### What to work on
Determine the count of lines holding the string "window". Return only the number.

++++ Supplied records

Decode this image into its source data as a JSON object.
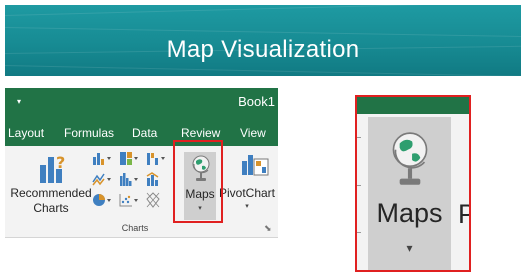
{
  "banner": {
    "title": "Map Visualization"
  },
  "ribbon": {
    "qat_icon": "quick-access-dropdown-icon",
    "doc_title": "Book1",
    "tabs": [
      {
        "label": "Layout"
      },
      {
        "label": "Formulas"
      },
      {
        "label": "Data"
      },
      {
        "label": "Review"
      },
      {
        "label": "View"
      }
    ],
    "recommended_charts": {
      "line1": "Recommended",
      "line2": "Charts",
      "icon": "recommended-charts-icon"
    },
    "maps": {
      "label": "Maps",
      "icon": "globe-icon",
      "dropdown": "▾"
    },
    "pivotchart": {
      "label": "PivotChart",
      "icon": "pivotchart-icon",
      "dropdown": "▾"
    },
    "group_label": "Charts",
    "launcher_icon": "dialog-launcher-icon"
  },
  "zoom": {
    "maps_label": "Maps",
    "next_label": "P",
    "dropdown": "▾"
  },
  "colors": {
    "banner": "#178b93",
    "ribbon_green": "#217346",
    "highlight": "#e02020",
    "button_pressed": "#cfcfcf"
  }
}
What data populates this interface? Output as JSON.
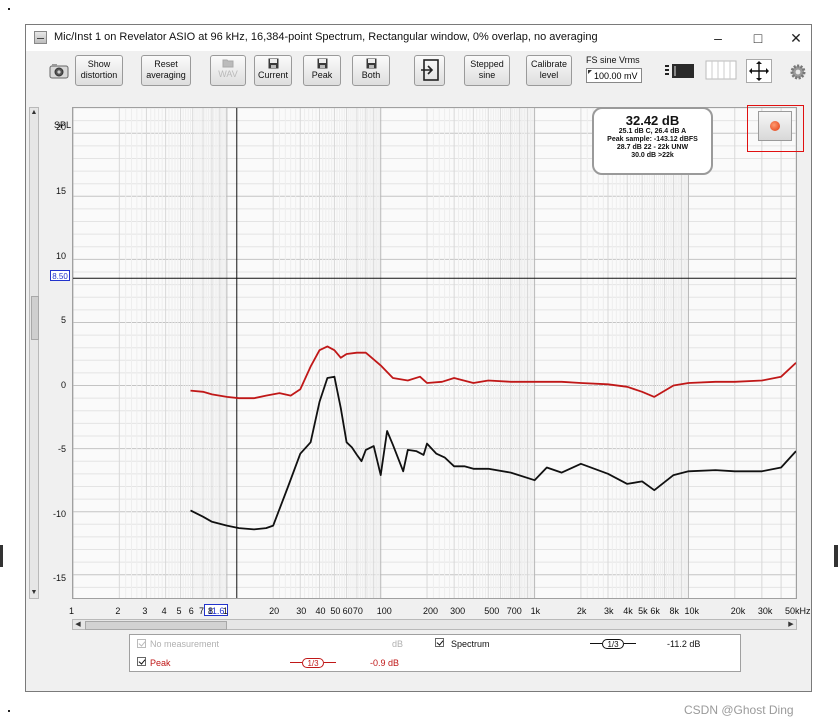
{
  "window": {
    "title": "Mic/Inst 1 on Revelator ASIO at 96 kHz, 16,384-point Spectrum, Rectangular window, 0% overlap, no averaging",
    "minimize": "–",
    "maximize": "□",
    "close": "✕"
  },
  "toolbar": {
    "show_distortion": "Show\ndistortion",
    "reset_averaging": "Reset\naveraging",
    "wav": "WAV",
    "current": "Current",
    "peak": "Peak",
    "both": "Both",
    "stepped_sine": "Stepped\nsine",
    "calibrate_level": "Calibrate\nlevel",
    "fs_label": "FS sine Vrms",
    "fs_value": "100.00 mV"
  },
  "plot": {
    "y_axis_title": "SPL",
    "y_ticks": [
      "20",
      "15",
      "10",
      "5",
      "0",
      "-5",
      "-10",
      "-15"
    ],
    "cursor_y": "8.50",
    "x_ticks": [
      "1",
      "2",
      "3",
      "4",
      "5",
      "6",
      "7",
      "8",
      "1",
      "20",
      "30",
      "40",
      "50",
      "60",
      "70",
      "100",
      "200",
      "300",
      "500",
      "700",
      "1k",
      "2k",
      "3k",
      "4k",
      "5k",
      "6k",
      "8k",
      "10k",
      "20k",
      "30k",
      "50kHz"
    ],
    "cursor_x": "11.6"
  },
  "info": {
    "main": "32.42 dB",
    "line1": "25.1 dB C, 26.4 dB A",
    "line2": "Peak sample: -143.12 dBFS",
    "line3": "28.7 dB 22 - 22k UNW",
    "line4": "30.0 dB >22k"
  },
  "legend": {
    "no_measurement": "No measurement",
    "no_measurement_unit": "dB",
    "spectrum": "Spectrum",
    "spectrum_smoothing": "1/3",
    "spectrum_value": "-11.2 dB",
    "peak": "Peak",
    "peak_smoothing": "1/3",
    "peak_value": "-0.9 dB"
  },
  "colors": {
    "peak_trace": "#c01818",
    "spectrum_trace": "#111111",
    "cursor": "#2233cc",
    "record_highlight": "#e01010"
  },
  "icons": {
    "camera": "camera-icon",
    "save": "save-icon",
    "input": "input-icon",
    "record": "record-icon",
    "settings": "gear-icon"
  },
  "watermark": "CSDN @Ghost Ding",
  "chart_data": {
    "type": "line",
    "xlabel": "",
    "ylabel": "SPL",
    "x_scale": "log",
    "xlim": [
      1,
      50000
    ],
    "ylim": [
      -17,
      22
    ],
    "grid": true,
    "cursor": {
      "x": 11.6,
      "y": 8.5
    },
    "series": [
      {
        "name": "Peak",
        "color": "#c01818",
        "x": [
          5.8,
          7,
          8,
          10,
          12,
          15,
          18,
          22,
          26,
          30,
          35,
          40,
          45,
          50,
          55,
          60,
          70,
          80,
          100,
          120,
          150,
          180,
          200,
          250,
          300,
          400,
          500,
          700,
          1000,
          1500,
          2000,
          3000,
          4000,
          5000,
          6000,
          8000,
          10000,
          15000,
          20000,
          30000,
          40000,
          50000
        ],
        "values": [
          -0.4,
          -0.5,
          -0.7,
          -0.9,
          -1.0,
          -1.0,
          -0.8,
          -0.6,
          -0.8,
          -0.3,
          1.5,
          2.8,
          3.1,
          2.8,
          2.2,
          2.5,
          2.6,
          2.6,
          1.6,
          0.6,
          0.4,
          0.7,
          0.2,
          0.3,
          0.6,
          0.2,
          0.4,
          0.3,
          0.3,
          0.3,
          0.2,
          0.1,
          -0.1,
          -0.5,
          -0.9,
          0.0,
          0.2,
          0.3,
          0.3,
          0.4,
          0.7,
          1.8
        ]
      },
      {
        "name": "Spectrum",
        "color": "#111111",
        "x": [
          5.8,
          7,
          8,
          10,
          12,
          15,
          18,
          20,
          25,
          30,
          35,
          40,
          45,
          50,
          55,
          60,
          65,
          70,
          75,
          80,
          90,
          100,
          110,
          120,
          130,
          140,
          150,
          170,
          190,
          200,
          230,
          260,
          300,
          350,
          400,
          500,
          700,
          1000,
          1200,
          1500,
          2000,
          3000,
          4000,
          5000,
          6000,
          8000,
          10000,
          15000,
          20000,
          30000,
          40000,
          50000
        ],
        "values": [
          -9.9,
          -10.4,
          -10.8,
          -11.1,
          -11.3,
          -11.4,
          -11.3,
          -11.1,
          -8.0,
          -5.4,
          -4.5,
          -1.3,
          0.6,
          0.7,
          -1.8,
          -4.5,
          -4.9,
          -5.5,
          -6.0,
          -5.1,
          -4.8,
          -7.1,
          -3.6,
          -4.7,
          -5.8,
          -6.8,
          -5.1,
          -5.2,
          -5.5,
          -4.6,
          -5.4,
          -5.7,
          -6.4,
          -6.4,
          -6.6,
          -6.6,
          -6.9,
          -7.5,
          -6.5,
          -6.9,
          -6.2,
          -7.0,
          -7.8,
          -7.6,
          -8.3,
          -7.1,
          -6.8,
          -6.7,
          -6.8,
          -6.8,
          -6.5,
          -5.2
        ]
      }
    ]
  }
}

++++++++

### Solution to this problem
2